Do this
In the listing below, pick out lines with "박음질하여".

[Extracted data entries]
# # # #

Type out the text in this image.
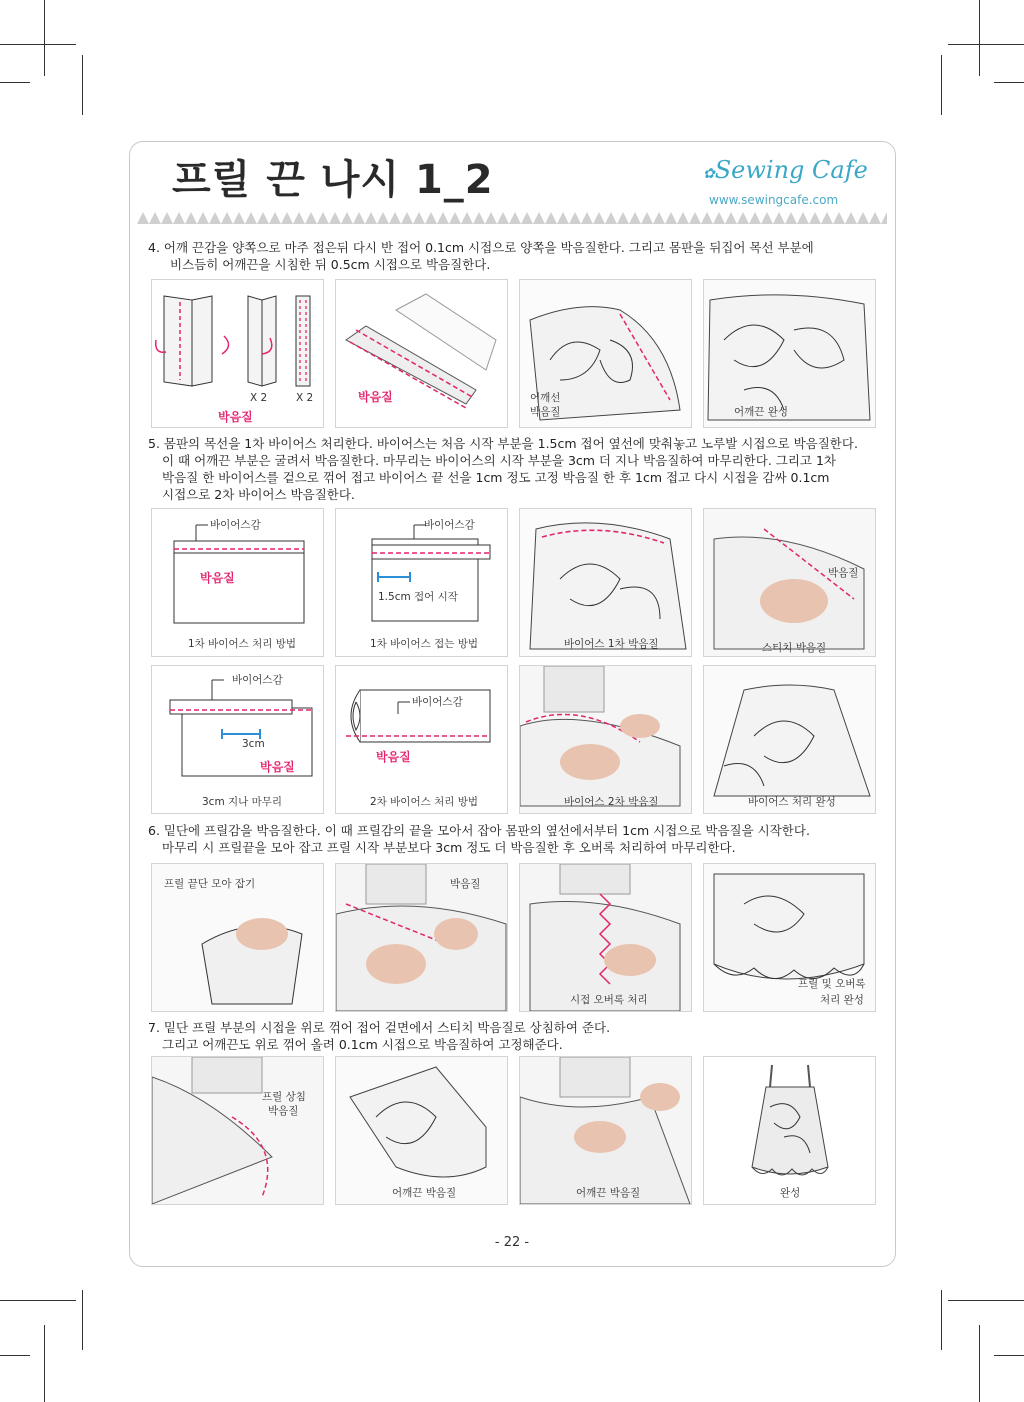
프릴 끈 나시 1_2	✿Sewing Cafe
www.sewingcafe.com
4. 어깨 끈감을 양쪽으로 마주 접은뒤 다시 반 접어 0.1cm 시접으로 양쪽을 박음질한다. 그리고 몸판을 뒤집어 목선 부분에
비스듬히 어깨끈을 시침한 뒤 0.5cm 시접으로 박음질한다.
X 2	X 2
박음질
박음질	어깨선
박음질	어깨끈 완성
5. 몸판의 목선을 1차 바이어스 처리한다. 바이어스는 처음 시작 부분을 1.5cm 접어 옆선에 맞춰놓고 노루발 시접으로 박음질한다.
이 때 어깨끈 부분은 굴려서 박음질한다. 마무리는 바이어스의 시작 부분을 3cm 더 지나 박음질하여 마무리한다. 그리고 1차
박음질 한 바이어스를 겉으로 꺾어 접고 바이어스 끝 선을 1cm 정도 고정 박음질 한 후 1cm 접고 다시 시접을 감싸 0.1cm
시접으로 2차 바이어스 박음질한다.
바이어스감
박음질
1차 바이어스 처리 방법
바이어스감
1.5cm 접어 시작
1차 바이어스 접는 방법	바이어스 1차 박음질
박음질
스티치 박음질
바이어스감
3cm
박음질
3cm 지나 마무리
바이어스감
박음질
2차 바이어스 처리 방법	바이어스 2차 박음질	바이어스 처리 완성
6. 밑단에 프릴감을 박음질한다. 이 때 프릴감의 끝을 모아서 잡아 몸판의 옆선에서부터 1cm 시접으로 박음질을 시작한다.
마무리 시 프릴끝을 모아 잡고 프릴 시작 부분보다 3cm 정도 더 박음질한 후 오버록 처리하여 마무리한다.
프릴 끝단 모아 잡기	박음질
시접 오버록 처리
프릴 및 오버록
처리 완성
7. 밑단 프릴 부분의 시접을 위로 꺾어 접어 겉면에서 스티치 박음질로 상침하여 준다.
그리고 어깨끈도 위로 꺾어 올려 0.1cm 시접으로 박음질하여 고정해준다.
프릴 상침
박음질
어깨끈 박음질	어깨끈 박음질	완성
- 22 -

# # # #

Final result
이 때 어깨끈 부분은 굴려서 박음질한다. 마무리는 바이어스의 시작 부분을 3cm 더 지나 박음질하여 마무리한다. 그리고 1차
그리고 어깨끈도 위로 꺾어 올려 0.1cm 시접으로 박음질하여 고정해준다.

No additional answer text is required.